*THE TASKS*.
1) Could you copy word for word the lines of the records from the one containing "customer-returns-box: Customer returns" through the one containing "refund-label: Refund bbox=[140, 658, 182, 673]", with both of those lines included?
2) Can you write the next part of the passage on U.S. decarbonization, picking up after its final sentence?

## start SELECTED PASSAGE

Tomorrow I’ll get back to being curmudgeonly. Today let’s celebrate a couple of things that have drifted from the extraordinary into the mundane, which speaks to the marvel that is our age and our great nation.
You’d be hard pressed to find a more fascinating straight line. The figure below is one of the most amazing graphs in all of climate policy.1 It shows the decarbonization of the U.S. economy from 1992 to 20252 — with decarbonization is defined as the ratio of carbon dioxide emissions (from fossil fuels) to GDP (in 2025$).
Sources: OMB and EI. Note that 2024 and 2025 U.S. carbon dioxide emissions from FF are based on projections from the 10 June 2025 EIA STEO.
The wild swings of energy policies from Democratic to Republican administrations beg the question of whether the United States is capable of sustaining any coherent energy policy, whether in service of climate mitigation or energy dominance. And yet, despite all of that political and policy volatility, the US over recent decades has both managed to sustain a significant and consistent rate of decarbonization while establishing its energy economy as the envy of much of the world.

## end SELECTED PASSAGE
## start GIVEN DATA

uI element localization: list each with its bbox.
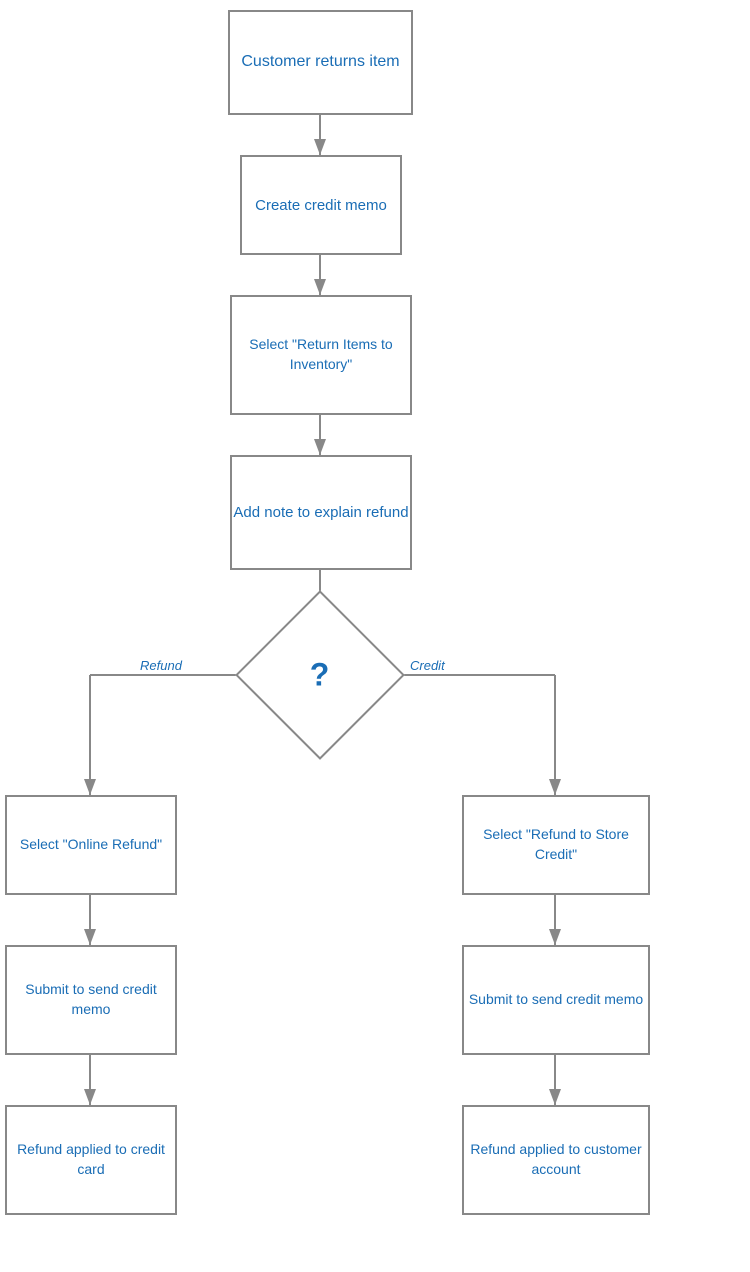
customer-returns-box: Customer returns item bbox=[228, 10, 413, 115]
credit-label: Credit bbox=[410, 658, 445, 673]
select-online-refund-box: Select "Online Refund" bbox=[5, 795, 177, 895]
flowchart: Customer returns item Create credit memo… bbox=[0, 0, 750, 1272]
add-note-box: Add note to explain refund bbox=[230, 455, 412, 570]
decision-diamond: ? bbox=[260, 615, 380, 735]
select-return-box: Select "Return Items to Inventory" bbox=[230, 295, 412, 415]
submit-right-box: Submit to send credit memo bbox=[462, 945, 650, 1055]
select-store-credit-box: Select "Refund to Store Credit" bbox=[462, 795, 650, 895]
create-memo-box: Create credit memo bbox=[240, 155, 402, 255]
submit-left-box: Submit to send credit memo bbox=[5, 945, 177, 1055]
decision-label: ? bbox=[310, 656, 330, 693]
result-left-box: Refund applied to credit card bbox=[5, 1105, 177, 1215]
refund-label: Refund bbox=[140, 658, 182, 673]
result-right-box: Refund applied to customer account bbox=[462, 1105, 650, 1215]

## end GIVEN DATA

*ANSWERS FOR THE EXERCISE*.
1)
customer-returns-box: Customer returns item bbox=[228, 10, 413, 115]
credit-label: Credit bbox=[410, 658, 445, 673]
select-online-refund-box: Select "Online Refund" bbox=[5, 795, 177, 895]
flowchart: Customer returns item Create credit memo… bbox=[0, 0, 750, 1272]
add-note-box: Add note to explain refund bbox=[230, 455, 412, 570]
decision-diamond: ? bbox=[260, 615, 380, 735]
select-return-box: Select "Return Items to Inventory" bbox=[230, 295, 412, 415]
submit-right-box: Submit to send credit memo bbox=[462, 945, 650, 1055]
select-store-credit-box: Select "Refund to Store Credit" bbox=[462, 795, 650, 895]
create-memo-box: Create credit memo bbox=[240, 155, 402, 255]
submit-left-box: Submit to send credit memo bbox=[5, 945, 177, 1055]
decision-label: ? bbox=[310, 656, 330, 693]
result-left-box: Refund applied to credit card bbox=[5, 1105, 177, 1215]
refund-label: Refund bbox=[140, 658, 182, 673]

2)
What makes the U.S. decarbonization rate remarkable is that it is (a) not an explicit focus as a policy metric, (b) few people pay attention to it (you’ll see decarbonization discussed more here at THB than most anywhere), and, (c) U.S. politics and energy policy has indeed been subject to “wild swings” over the past 30+ years. And yet, with all that, the linear decline.
He goes on to say, “Based on the historical data, I’d hypothesize that economic growth and decarbonization are actually inter-related, and mutually reinforcing.”
Notice how long running and uninterrupted the trend has been along while being somewhat indifferent to policy and greatly indifferent to political office holders. Despite their best efforts at being bad actors, political leaders and the government are held in check from doing the bad things that sound good by markets which do the good things that sound bad.1
As I write this piece, I’m about to board an airplane. I’m in Buenos Aires, Argentina, but in just over 13 hours I’ll be in Zurich, Switzerland. In the 19th century, not even the wealthiest imaginable person would have been able to travel this quickly. Indeed, the entire wealth of the world could not have bought a 13-hour trip of just over 7,000 miles, say, in 1910, because it simply didn’t exist. . . .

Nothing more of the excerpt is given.